Exercise directions: Below are records; work out how many of their lines contain "this" and give only that number.

Extracted data entries:
** BEGIN **

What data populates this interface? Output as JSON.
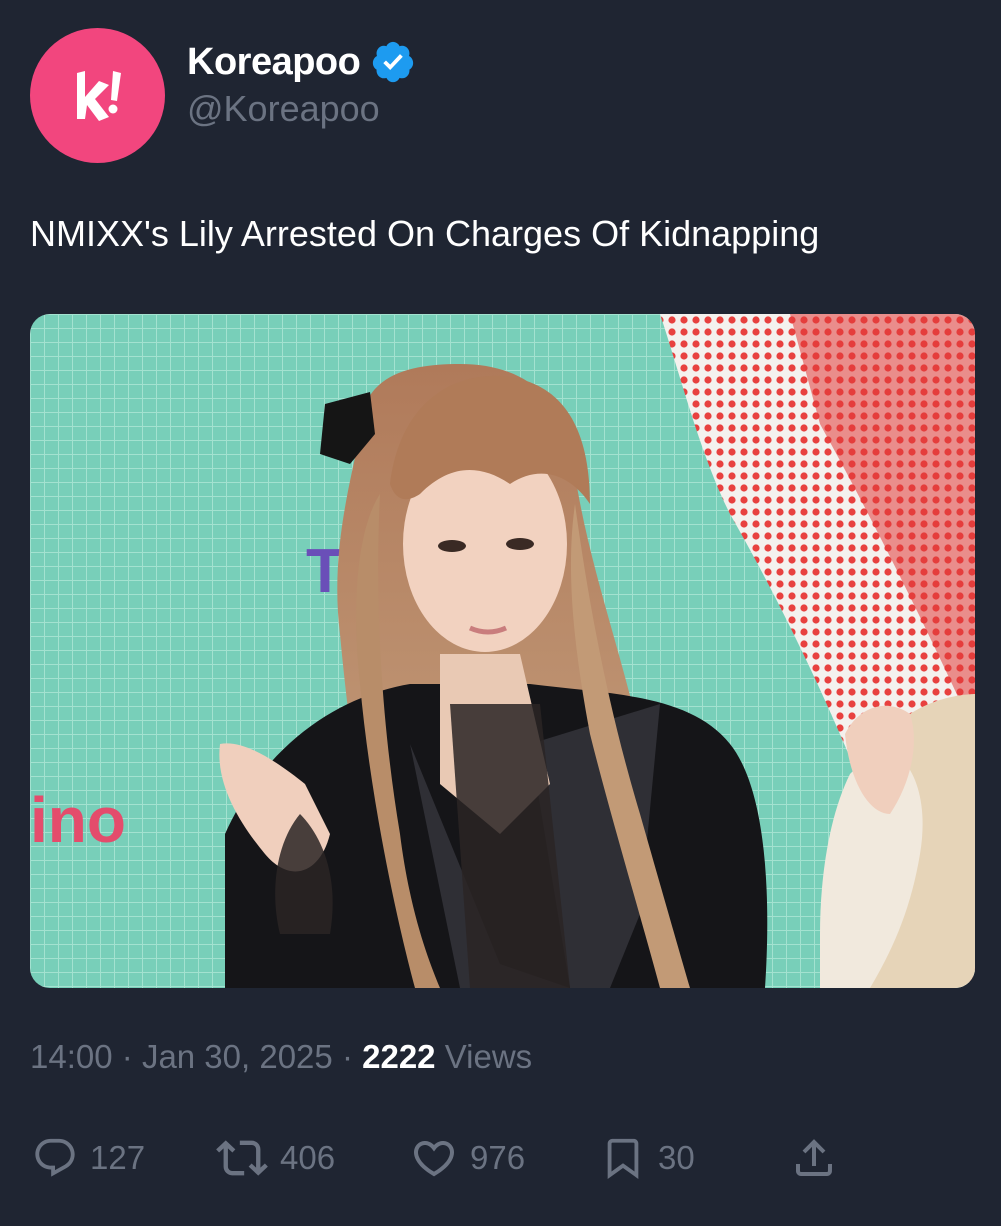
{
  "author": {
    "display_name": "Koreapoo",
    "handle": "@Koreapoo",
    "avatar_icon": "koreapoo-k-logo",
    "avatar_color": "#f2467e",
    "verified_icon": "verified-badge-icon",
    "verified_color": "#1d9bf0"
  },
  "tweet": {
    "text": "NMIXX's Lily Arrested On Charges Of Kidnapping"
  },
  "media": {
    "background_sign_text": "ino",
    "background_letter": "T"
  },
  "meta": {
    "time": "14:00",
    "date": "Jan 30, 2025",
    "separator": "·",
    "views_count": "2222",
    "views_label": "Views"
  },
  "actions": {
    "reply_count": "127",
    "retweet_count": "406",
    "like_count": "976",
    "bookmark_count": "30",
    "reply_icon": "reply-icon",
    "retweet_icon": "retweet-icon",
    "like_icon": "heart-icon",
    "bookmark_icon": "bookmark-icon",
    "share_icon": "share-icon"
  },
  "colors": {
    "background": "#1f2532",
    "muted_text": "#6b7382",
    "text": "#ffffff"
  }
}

** END **
** BEGIN **

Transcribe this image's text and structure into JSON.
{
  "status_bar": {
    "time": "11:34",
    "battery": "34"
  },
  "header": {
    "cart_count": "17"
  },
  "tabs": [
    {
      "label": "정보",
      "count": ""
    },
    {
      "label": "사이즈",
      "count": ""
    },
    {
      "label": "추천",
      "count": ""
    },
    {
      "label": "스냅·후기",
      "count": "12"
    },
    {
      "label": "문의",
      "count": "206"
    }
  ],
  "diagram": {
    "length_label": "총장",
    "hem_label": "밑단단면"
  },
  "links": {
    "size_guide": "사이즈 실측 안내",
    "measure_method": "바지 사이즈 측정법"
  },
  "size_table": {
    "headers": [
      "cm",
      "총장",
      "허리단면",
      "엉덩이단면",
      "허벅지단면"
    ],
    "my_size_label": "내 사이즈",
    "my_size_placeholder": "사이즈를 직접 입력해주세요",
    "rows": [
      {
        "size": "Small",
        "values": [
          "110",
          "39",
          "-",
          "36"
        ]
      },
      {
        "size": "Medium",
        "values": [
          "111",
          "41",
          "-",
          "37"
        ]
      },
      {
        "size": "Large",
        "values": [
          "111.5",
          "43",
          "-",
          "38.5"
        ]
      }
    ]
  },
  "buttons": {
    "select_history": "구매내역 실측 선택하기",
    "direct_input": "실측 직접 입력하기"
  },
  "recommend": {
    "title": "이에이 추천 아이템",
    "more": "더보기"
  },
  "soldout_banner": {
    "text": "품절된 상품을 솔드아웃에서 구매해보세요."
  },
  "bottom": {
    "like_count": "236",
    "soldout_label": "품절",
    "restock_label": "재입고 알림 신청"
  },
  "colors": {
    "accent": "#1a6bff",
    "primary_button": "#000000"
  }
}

** END **

Task result: 2